Every line below is to be quoted exactly, with nothing added or dropped.

Dataset entries on figures:
--- START ---
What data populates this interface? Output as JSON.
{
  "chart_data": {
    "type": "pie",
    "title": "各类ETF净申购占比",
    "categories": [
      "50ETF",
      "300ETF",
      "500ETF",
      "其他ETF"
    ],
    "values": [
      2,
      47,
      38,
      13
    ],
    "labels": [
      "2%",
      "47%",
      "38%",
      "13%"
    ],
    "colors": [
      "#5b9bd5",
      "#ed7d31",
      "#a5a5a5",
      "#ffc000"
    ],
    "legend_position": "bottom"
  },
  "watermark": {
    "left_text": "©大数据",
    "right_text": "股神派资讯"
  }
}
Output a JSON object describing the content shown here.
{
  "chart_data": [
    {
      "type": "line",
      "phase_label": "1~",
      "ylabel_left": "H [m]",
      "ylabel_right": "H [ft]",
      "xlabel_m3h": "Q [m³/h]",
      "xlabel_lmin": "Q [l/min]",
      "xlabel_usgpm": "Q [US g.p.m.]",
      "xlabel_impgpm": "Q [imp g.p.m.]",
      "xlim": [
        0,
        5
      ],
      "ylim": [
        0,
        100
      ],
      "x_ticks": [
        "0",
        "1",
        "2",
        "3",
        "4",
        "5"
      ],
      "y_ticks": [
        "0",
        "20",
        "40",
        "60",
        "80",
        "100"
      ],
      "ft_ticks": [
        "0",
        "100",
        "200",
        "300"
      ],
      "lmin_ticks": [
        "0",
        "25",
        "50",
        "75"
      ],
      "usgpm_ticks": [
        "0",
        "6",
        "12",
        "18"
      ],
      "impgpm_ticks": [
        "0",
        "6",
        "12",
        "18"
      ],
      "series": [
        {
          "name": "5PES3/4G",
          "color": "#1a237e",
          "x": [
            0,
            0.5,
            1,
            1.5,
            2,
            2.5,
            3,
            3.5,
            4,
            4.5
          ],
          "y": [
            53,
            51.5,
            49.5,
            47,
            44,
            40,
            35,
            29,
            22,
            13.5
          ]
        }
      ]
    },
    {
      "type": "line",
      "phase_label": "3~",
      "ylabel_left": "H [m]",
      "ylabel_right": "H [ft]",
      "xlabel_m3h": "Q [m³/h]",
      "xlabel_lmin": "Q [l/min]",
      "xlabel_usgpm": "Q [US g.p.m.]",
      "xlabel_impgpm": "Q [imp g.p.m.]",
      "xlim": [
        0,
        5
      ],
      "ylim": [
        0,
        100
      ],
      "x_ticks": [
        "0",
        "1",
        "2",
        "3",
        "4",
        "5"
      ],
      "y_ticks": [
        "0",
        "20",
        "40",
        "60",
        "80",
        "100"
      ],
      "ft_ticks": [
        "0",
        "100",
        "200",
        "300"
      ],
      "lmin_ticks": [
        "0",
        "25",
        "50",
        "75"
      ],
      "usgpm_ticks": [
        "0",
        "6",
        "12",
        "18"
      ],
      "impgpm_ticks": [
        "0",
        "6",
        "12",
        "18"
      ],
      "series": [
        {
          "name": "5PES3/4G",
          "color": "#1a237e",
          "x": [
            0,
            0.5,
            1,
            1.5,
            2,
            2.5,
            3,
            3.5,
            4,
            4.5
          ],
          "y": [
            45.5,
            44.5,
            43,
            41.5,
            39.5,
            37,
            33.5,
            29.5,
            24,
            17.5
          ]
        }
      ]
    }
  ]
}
--- END ---
Response to this task:
What data populates this interface? Output as JSON.
{
  "chart_data": {
    "type": "pie",
    "title": "各类ETF净申购占比",
    "categories": [
      "50ETF",
      "300ETF",
      "500ETF",
      "其他ETF"
    ],
    "values": [
      2,
      47,
      38,
      13
    ],
    "labels": [
      "2%",
      "47%",
      "38%",
      "13%"
    ],
    "colors": [
      "#5b9bd5",
      "#ed7d31",
      "#a5a5a5",
      "#ffc000"
    ],
    "legend_position": "bottom"
  },
  "watermark": {
    "left_text": "©大数据",
    "right_text": "股神派资讯"
  }
}
Output a JSON object describing the content shown here.
{
  "chart_data": [
    {
      "type": "line",
      "phase_label": "1~",
      "ylabel_left": "H [m]",
      "ylabel_right": "H [ft]",
      "xlabel_m3h": "Q [m³/h]",
      "xlabel_lmin": "Q [l/min]",
      "xlabel_usgpm": "Q [US g.p.m.]",
      "xlabel_impgpm": "Q [imp g.p.m.]",
      "xlim": [
        0,
        5
      ],
      "ylim": [
        0,
        100
      ],
      "x_ticks": [
        "0",
        "1",
        "2",
        "3",
        "4",
        "5"
      ],
      "y_ticks": [
        "0",
        "20",
        "40",
        "60",
        "80",
        "100"
      ],
      "ft_ticks": [
        "0",
        "100",
        "200",
        "300"
      ],
      "lmin_ticks": [
        "0",
        "25",
        "50",
        "75"
      ],
      "usgpm_ticks": [
        "0",
        "6",
        "12",
        "18"
      ],
      "impgpm_ticks": [
        "0",
        "6",
        "12",
        "18"
      ],
      "series": [
        {
          "name": "5PES3/4G",
          "color": "#1a237e",
          "x": [
            0,
            0.5,
            1,
            1.5,
            2,
            2.5,
            3,
            3.5,
            4,
            4.5
          ],
          "y": [
            53,
            51.5,
            49.5,
            47,
            44,
            40,
            35,
            29,
            22,
            13.5
          ]
        }
      ]
    },
    {
      "type": "line",
      "phase_label": "3~",
      "ylabel_left": "H [m]",
      "ylabel_right": "H [ft]",
      "xlabel_m3h": "Q [m³/h]",
      "xlabel_lmin": "Q [l/min]",
      "xlabel_usgpm": "Q [US g.p.m.]",
      "xlabel_impgpm": "Q [imp g.p.m.]",
      "xlim": [
        0,
        5
      ],
      "ylim": [
        0,
        100
      ],
      "x_ticks": [
        "0",
        "1",
        "2",
        "3",
        "4",
        "5"
      ],
      "y_ticks": [
        "0",
        "20",
        "40",
        "60",
        "80",
        "100"
      ],
      "ft_ticks": [
        "0",
        "100",
        "200",
        "300"
      ],
      "lmin_ticks": [
        "0",
        "25",
        "50",
        "75"
      ],
      "usgpm_ticks": [
        "0",
        "6",
        "12",
        "18"
      ],
      "impgpm_ticks": [
        "0",
        "6",
        "12",
        "18"
      ],
      "series": [
        {
          "name": "5PES3/4G",
          "color": "#1a237e",
          "x": [
            0,
            0.5,
            1,
            1.5,
            2,
            2.5,
            3,
            3.5,
            4,
            4.5
          ],
          "y": [
            45.5,
            44.5,
            43,
            41.5,
            39.5,
            37,
            33.5,
            29.5,
            24,
            17.5
          ]
        }
      ]
    }
  ]
}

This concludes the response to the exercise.